| Records shown |
>> begin
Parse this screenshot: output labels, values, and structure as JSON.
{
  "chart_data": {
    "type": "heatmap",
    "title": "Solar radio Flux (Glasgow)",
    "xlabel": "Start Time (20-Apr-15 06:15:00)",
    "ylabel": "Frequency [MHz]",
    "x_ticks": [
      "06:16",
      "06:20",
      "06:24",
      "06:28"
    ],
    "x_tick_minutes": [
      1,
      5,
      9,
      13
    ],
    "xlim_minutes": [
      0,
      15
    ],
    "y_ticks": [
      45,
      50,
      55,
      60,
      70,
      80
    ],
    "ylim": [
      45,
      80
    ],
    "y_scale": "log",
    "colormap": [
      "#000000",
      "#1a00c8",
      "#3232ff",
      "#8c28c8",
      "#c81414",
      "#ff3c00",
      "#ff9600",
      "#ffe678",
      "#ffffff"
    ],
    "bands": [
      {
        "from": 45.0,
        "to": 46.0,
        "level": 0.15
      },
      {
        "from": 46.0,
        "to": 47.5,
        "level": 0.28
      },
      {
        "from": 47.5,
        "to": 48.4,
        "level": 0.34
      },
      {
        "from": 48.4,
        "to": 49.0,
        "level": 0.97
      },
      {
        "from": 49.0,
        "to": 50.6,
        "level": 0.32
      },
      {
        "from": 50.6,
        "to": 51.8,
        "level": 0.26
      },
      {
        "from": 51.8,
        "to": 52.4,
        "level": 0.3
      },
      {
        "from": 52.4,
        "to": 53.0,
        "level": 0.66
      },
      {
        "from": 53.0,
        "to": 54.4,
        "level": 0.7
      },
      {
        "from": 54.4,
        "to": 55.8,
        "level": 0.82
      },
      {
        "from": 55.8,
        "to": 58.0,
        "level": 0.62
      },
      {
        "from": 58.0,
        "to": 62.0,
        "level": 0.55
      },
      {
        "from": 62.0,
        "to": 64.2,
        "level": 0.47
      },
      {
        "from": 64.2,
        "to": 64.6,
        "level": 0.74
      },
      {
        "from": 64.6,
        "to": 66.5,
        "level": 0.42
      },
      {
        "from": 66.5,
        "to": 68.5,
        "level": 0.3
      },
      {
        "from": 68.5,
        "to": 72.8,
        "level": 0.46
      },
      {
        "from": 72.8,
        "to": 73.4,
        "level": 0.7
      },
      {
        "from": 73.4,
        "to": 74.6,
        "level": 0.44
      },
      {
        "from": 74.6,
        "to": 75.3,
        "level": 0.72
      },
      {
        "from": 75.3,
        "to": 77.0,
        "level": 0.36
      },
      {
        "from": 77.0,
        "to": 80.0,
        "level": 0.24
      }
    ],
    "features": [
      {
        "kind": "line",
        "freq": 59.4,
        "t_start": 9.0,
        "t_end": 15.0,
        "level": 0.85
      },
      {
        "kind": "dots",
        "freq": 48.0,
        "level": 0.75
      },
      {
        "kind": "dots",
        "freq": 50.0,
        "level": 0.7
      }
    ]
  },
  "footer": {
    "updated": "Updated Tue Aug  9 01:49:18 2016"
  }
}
>> end
| Short task |
Word for word, restate all of the data shown above.

| Answer for the task |
Parse this screenshot: output labels, values, and structure as JSON.
{
  "chart_data": {
    "type": "heatmap",
    "title": "Solar radio Flux (Glasgow)",
    "xlabel": "Start Time (20-Apr-15 06:15:00)",
    "ylabel": "Frequency [MHz]",
    "x_ticks": [
      "06:16",
      "06:20",
      "06:24",
      "06:28"
    ],
    "x_tick_minutes": [
      1,
      5,
      9,
      13
    ],
    "xlim_minutes": [
      0,
      15
    ],
    "y_ticks": [
      45,
      50,
      55,
      60,
      70,
      80
    ],
    "ylim": [
      45,
      80
    ],
    "y_scale": "log",
    "colormap": [
      "#000000",
      "#1a00c8",
      "#3232ff",
      "#8c28c8",
      "#c81414",
      "#ff3c00",
      "#ff9600",
      "#ffe678",
      "#ffffff"
    ],
    "bands": [
      {
        "from": 45.0,
        "to": 46.0,
        "level": 0.15
      },
      {
        "from": 46.0,
        "to": 47.5,
        "level": 0.28
      },
      {
        "from": 47.5,
        "to": 48.4,
        "level": 0.34
      },
      {
        "from": 48.4,
        "to": 49.0,
        "level": 0.97
      },
      {
        "from": 49.0,
        "to": 50.6,
        "level": 0.32
      },
      {
        "from": 50.6,
        "to": 51.8,
        "level": 0.26
      },
      {
        "from": 51.8,
        "to": 52.4,
        "level": 0.3
      },
      {
        "from": 52.4,
        "to": 53.0,
        "level": 0.66
      },
      {
        "from": 53.0,
        "to": 54.4,
        "level": 0.7
      },
      {
        "from": 54.4,
        "to": 55.8,
        "level": 0.82
      },
      {
        "from": 55.8,
        "to": 58.0,
        "level": 0.62
      },
      {
        "from": 58.0,
        "to": 62.0,
        "level": 0.55
      },
      {
        "from": 62.0,
        "to": 64.2,
        "level": 0.47
      },
      {
        "from": 64.2,
        "to": 64.6,
        "level": 0.74
      },
      {
        "from": 64.6,
        "to": 66.5,
        "level": 0.42
      },
      {
        "from": 66.5,
        "to": 68.5,
        "level": 0.3
      },
      {
        "from": 68.5,
        "to": 72.8,
        "level": 0.46
      },
      {
        "from": 72.8,
        "to": 73.4,
        "level": 0.7
      },
      {
        "from": 73.4,
        "to": 74.6,
        "level": 0.44
      },
      {
        "from": 74.6,
        "to": 75.3,
        "level": 0.72
      },
      {
        "from": 75.3,
        "to": 77.0,
        "level": 0.36
      },
      {
        "from": 77.0,
        "to": 80.0,
        "level": 0.24
      }
    ],
    "features": [
      {
        "kind": "line",
        "freq": 59.4,
        "t_start": 9.0,
        "t_end": 15.0,
        "level": 0.85
      },
      {
        "kind": "dots",
        "freq": 48.0,
        "level": 0.75
      },
      {
        "kind": "dots",
        "freq": 50.0,
        "level": 0.7
      }
    ]
  },
  "footer": {
    "updated": "Updated Tue Aug  9 01:49:18 2016"
  }
}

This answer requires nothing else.